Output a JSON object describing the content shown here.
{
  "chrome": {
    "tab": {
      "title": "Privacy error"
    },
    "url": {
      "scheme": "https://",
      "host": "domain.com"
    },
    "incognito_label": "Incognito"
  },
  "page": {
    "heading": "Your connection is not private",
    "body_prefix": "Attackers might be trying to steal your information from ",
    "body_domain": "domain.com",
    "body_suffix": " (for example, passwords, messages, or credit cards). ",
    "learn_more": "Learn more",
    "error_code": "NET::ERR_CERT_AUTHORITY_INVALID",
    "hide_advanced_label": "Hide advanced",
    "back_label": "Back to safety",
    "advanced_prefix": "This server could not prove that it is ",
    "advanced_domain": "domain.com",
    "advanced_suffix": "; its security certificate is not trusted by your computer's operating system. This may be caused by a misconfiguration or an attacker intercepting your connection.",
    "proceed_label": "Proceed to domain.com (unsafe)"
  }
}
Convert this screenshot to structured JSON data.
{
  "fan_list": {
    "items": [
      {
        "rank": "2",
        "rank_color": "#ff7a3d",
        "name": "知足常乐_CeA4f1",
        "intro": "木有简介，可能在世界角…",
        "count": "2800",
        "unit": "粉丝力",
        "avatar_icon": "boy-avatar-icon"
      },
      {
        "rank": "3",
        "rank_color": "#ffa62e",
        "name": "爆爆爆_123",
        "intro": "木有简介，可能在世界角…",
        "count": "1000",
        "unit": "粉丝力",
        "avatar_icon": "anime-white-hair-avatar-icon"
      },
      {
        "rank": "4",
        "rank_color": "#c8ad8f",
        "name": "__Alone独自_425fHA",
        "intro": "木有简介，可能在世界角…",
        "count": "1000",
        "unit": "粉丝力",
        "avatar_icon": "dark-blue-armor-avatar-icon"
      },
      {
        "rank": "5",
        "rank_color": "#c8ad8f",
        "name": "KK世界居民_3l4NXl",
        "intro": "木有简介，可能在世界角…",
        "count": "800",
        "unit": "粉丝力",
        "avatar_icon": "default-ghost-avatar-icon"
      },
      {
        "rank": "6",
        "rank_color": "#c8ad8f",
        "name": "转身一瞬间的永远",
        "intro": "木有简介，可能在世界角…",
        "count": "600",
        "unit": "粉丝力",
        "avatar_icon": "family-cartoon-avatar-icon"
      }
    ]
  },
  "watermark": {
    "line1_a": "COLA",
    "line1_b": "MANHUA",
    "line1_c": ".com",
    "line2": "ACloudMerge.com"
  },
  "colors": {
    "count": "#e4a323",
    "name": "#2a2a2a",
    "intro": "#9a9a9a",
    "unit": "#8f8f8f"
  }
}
════════════════════
• [WHAT NEEDS TO BE DONE] Extract the listing in its entirety and repeat it exactly.

• [SOLVED PROBLEM]
Output a JSON object describing the content shown here.
{
  "chrome": {
    "tab": {
      "title": "Privacy error"
    },
    "url": {
      "scheme": "https://",
      "host": "domain.com"
    },
    "incognito_label": "Incognito"
  },
  "page": {
    "heading": "Your connection is not private",
    "body_prefix": "Attackers might be trying to steal your information from ",
    "body_domain": "domain.com",
    "body_suffix": " (for example, passwords, messages, or credit cards). ",
    "learn_more": "Learn more",
    "error_code": "NET::ERR_CERT_AUTHORITY_INVALID",
    "hide_advanced_label": "Hide advanced",
    "back_label": "Back to safety",
    "advanced_prefix": "This server could not prove that it is ",
    "advanced_domain": "domain.com",
    "advanced_suffix": "; its security certificate is not trusted by your computer's operating system. This may be caused by a misconfiguration or an attacker intercepting your connection.",
    "proceed_label": "Proceed to domain.com (unsafe)"
  }
}
Convert this screenshot to structured JSON data.
{
  "fan_list": {
    "items": [
      {
        "rank": "2",
        "rank_color": "#ff7a3d",
        "name": "知足常乐_CeA4f1",
        "intro": "木有简介，可能在世界角…",
        "count": "2800",
        "unit": "粉丝力",
        "avatar_icon": "boy-avatar-icon"
      },
      {
        "rank": "3",
        "rank_color": "#ffa62e",
        "name": "爆爆爆_123",
        "intro": "木有简介，可能在世界角…",
        "count": "1000",
        "unit": "粉丝力",
        "avatar_icon": "anime-white-hair-avatar-icon"
      },
      {
        "rank": "4",
        "rank_color": "#c8ad8f",
        "name": "__Alone独自_425fHA",
        "intro": "木有简介，可能在世界角…",
        "count": "1000",
        "unit": "粉丝力",
        "avatar_icon": "dark-blue-armor-avatar-icon"
      },
      {
        "rank": "5",
        "rank_color": "#c8ad8f",
        "name": "KK世界居民_3l4NXl",
        "intro": "木有简介，可能在世界角…",
        "count": "800",
        "unit": "粉丝力",
        "avatar_icon": "default-ghost-avatar-icon"
      },
      {
        "rank": "6",
        "rank_color": "#c8ad8f",
        "name": "转身一瞬间的永远",
        "intro": "木有简介，可能在世界角…",
        "count": "600",
        "unit": "粉丝力",
        "avatar_icon": "family-cartoon-avatar-icon"
      }
    ]
  },
  "watermark": {
    "line1_a": "COLA",
    "line1_b": "MANHUA",
    "line1_c": ".com",
    "line2": "ACloudMerge.com"
  },
  "colors": {
    "count": "#e4a323",
    "name": "#2a2a2a",
    "intro": "#9a9a9a",
    "unit": "#8f8f8f"
  }
}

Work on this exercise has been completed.